* [What you have to do]
Reproduce every one of the records below word for word, leaving out the pictures.

* [Data rows]

== == ==

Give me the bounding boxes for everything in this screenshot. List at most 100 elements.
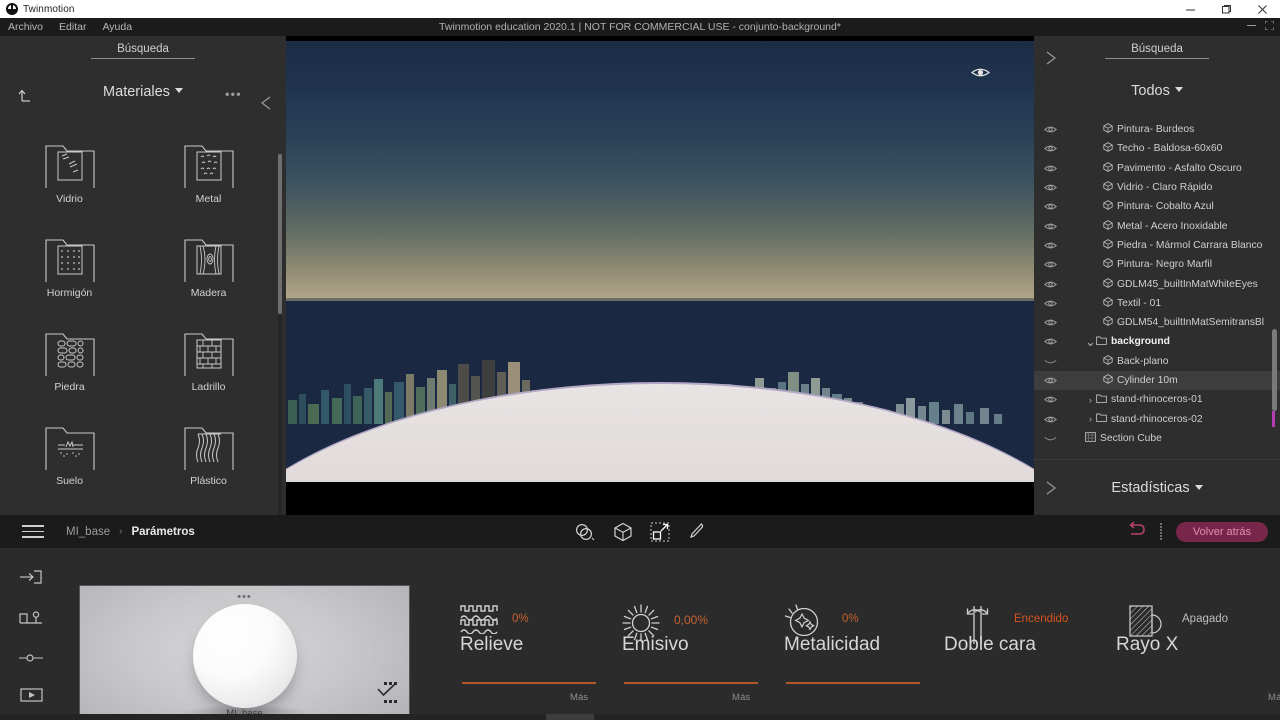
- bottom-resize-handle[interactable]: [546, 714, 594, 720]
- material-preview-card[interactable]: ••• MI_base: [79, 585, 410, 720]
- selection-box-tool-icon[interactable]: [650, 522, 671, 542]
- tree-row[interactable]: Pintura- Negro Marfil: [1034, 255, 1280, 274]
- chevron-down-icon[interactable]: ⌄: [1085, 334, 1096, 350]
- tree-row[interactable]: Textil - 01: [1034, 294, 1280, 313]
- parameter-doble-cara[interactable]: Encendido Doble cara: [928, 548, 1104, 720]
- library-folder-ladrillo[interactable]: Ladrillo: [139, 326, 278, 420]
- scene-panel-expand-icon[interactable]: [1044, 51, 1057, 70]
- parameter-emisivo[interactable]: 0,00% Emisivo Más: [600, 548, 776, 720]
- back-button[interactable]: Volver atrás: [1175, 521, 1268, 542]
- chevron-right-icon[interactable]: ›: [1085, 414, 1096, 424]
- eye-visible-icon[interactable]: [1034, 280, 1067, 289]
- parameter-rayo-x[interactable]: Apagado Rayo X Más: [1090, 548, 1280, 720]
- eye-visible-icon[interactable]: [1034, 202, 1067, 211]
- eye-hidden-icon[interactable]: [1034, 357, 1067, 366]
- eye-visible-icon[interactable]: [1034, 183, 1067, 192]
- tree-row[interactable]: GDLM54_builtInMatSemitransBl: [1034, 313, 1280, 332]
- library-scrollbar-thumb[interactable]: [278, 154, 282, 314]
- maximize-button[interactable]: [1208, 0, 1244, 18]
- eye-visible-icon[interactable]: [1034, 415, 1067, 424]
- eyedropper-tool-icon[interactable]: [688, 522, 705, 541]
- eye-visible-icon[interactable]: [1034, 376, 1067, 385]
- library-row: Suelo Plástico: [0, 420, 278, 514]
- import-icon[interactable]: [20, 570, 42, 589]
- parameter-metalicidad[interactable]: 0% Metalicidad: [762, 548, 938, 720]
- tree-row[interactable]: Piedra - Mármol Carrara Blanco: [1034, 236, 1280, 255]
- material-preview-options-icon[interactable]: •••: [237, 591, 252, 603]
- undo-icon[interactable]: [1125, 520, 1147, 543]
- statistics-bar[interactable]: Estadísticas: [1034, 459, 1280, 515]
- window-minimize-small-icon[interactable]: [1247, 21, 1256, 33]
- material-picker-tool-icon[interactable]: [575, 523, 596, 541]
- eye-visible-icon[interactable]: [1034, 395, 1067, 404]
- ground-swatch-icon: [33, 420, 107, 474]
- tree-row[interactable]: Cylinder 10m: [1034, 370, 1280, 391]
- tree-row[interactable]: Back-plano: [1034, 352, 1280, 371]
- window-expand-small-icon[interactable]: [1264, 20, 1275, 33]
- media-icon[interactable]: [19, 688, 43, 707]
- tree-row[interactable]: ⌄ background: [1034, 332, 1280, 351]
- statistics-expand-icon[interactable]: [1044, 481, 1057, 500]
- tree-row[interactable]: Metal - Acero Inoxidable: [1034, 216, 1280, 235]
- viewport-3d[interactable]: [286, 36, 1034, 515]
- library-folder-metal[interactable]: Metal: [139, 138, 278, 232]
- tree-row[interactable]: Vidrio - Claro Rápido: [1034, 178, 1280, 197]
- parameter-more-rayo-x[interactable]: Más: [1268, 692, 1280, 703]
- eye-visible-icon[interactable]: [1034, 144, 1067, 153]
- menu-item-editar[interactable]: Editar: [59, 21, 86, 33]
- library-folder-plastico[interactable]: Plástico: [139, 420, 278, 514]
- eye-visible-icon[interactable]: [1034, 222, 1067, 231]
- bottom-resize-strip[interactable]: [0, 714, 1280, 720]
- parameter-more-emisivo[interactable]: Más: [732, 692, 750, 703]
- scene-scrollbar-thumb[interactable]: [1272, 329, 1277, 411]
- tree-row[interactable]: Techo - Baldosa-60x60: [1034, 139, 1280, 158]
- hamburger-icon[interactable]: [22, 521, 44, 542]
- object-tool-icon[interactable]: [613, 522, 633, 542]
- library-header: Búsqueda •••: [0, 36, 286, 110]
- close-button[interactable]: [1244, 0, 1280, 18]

== == ==

* [Result below]
Give me the bounding boxes for everything in this screenshot. List at most 100 elements.
- bottom-resize-handle[interactable]: [546, 714, 594, 720]
- material-preview-card[interactable]: ••• MI_base: [79, 585, 410, 720]
- selection-box-tool-icon[interactable]: [650, 522, 671, 542]
- tree-row[interactable]: Pintura- Negro Marfil: [1034, 255, 1280, 274]
- chevron-down-icon[interactable]: ⌄: [1085, 334, 1096, 350]
- tree-row[interactable]: Textil - 01: [1034, 294, 1280, 313]
- parameter-doble-cara[interactable]: Encendido Doble cara: [928, 548, 1104, 720]
- library-folder-ladrillo[interactable]: Ladrillo: [139, 326, 278, 420]
- scene-panel-expand-icon[interactable]: [1044, 51, 1057, 70]
- parameter-emisivo[interactable]: 0,00% Emisivo Más: [600, 548, 776, 720]
- back-button[interactable]: Volver atrás: [1175, 521, 1268, 542]
- chevron-right-icon[interactable]: ›: [1085, 414, 1096, 424]
- eye-visible-icon[interactable]: [1034, 280, 1067, 289]
- parameter-rayo-x[interactable]: Apagado Rayo X Más: [1090, 548, 1280, 720]
- eye-visible-icon[interactable]: [1034, 202, 1067, 211]
- eye-hidden-icon[interactable]: [1034, 357, 1067, 366]
- eye-visible-icon[interactable]: [1034, 183, 1067, 192]
- tree-row[interactable]: GDLM54_builtInMatSemitransBl: [1034, 313, 1280, 332]
- library-scrollbar-thumb[interactable]: [278, 154, 282, 314]
- maximize-button[interactable]: [1208, 0, 1244, 18]
- eye-visible-icon[interactable]: [1034, 415, 1067, 424]
- eyedropper-tool-icon[interactable]: [688, 522, 705, 541]
- eye-visible-icon[interactable]: [1034, 376, 1067, 385]
- library-row: Suelo Plástico: [0, 420, 278, 514]
- import-icon[interactable]: [20, 570, 42, 589]
- parameter-metalicidad[interactable]: 0% Metalicidad: [762, 548, 938, 720]
- tree-row[interactable]: Piedra - Mármol Carrara Blanco: [1034, 236, 1280, 255]
- material-preview-options-icon[interactable]: •••: [237, 591, 252, 603]
- undo-icon[interactable]: [1125, 520, 1147, 543]
- statistics-bar[interactable]: Estadísticas: [1034, 459, 1280, 515]
- window-minimize-small-icon[interactable]: [1247, 21, 1256, 33]
- material-picker-tool-icon[interactable]: [575, 523, 596, 541]
- eye-visible-icon[interactable]: [1034, 395, 1067, 404]
- ground-swatch-icon: [33, 420, 107, 474]
- tree-row[interactable]: Cylinder 10m: [1034, 370, 1280, 391]
- tree-row[interactable]: Back-plano: [1034, 352, 1280, 371]
- window-expand-small-icon[interactable]: [1264, 20, 1275, 33]
- media-icon[interactable]: [19, 688, 43, 707]
- tree-row[interactable]: ⌄ background: [1034, 332, 1280, 351]
- statistics-expand-icon[interactable]: [1044, 481, 1057, 500]
- tree-row[interactable]: Metal - Acero Inoxidable: [1034, 216, 1280, 235]
- viewport-3d[interactable]: [286, 36, 1034, 515]
- library-folder-metal[interactable]: Metal: [139, 138, 278, 232]
- tree-row[interactable]: Vidrio - Claro Rápido: [1034, 178, 1280, 197]
- parameter-more-rayo-x[interactable]: Más: [1268, 692, 1280, 703]
- eye-visible-icon[interactable]: [1034, 144, 1067, 153]
- menu-item-editar[interactable]: Editar: [59, 21, 86, 33]
- library-folder-plastico[interactable]: Plástico: [139, 420, 278, 514]
- eye-visible-icon[interactable]: [1034, 222, 1067, 231]
- bottom-resize-strip[interactable]: [0, 714, 1280, 720]
- parameter-more-emisivo[interactable]: Más: [732, 692, 750, 703]
- scene-scrollbar-thumb[interactable]: [1272, 329, 1277, 411]
- tree-row[interactable]: Techo - Baldosa-60x60: [1034, 139, 1280, 158]
- hamburger-icon[interactable]: [22, 521, 44, 542]
- object-tool-icon[interactable]: [613, 522, 633, 542]
- library-header: Búsqueda •••: [0, 36, 286, 110]
- close-button[interactable]: [1244, 0, 1280, 18]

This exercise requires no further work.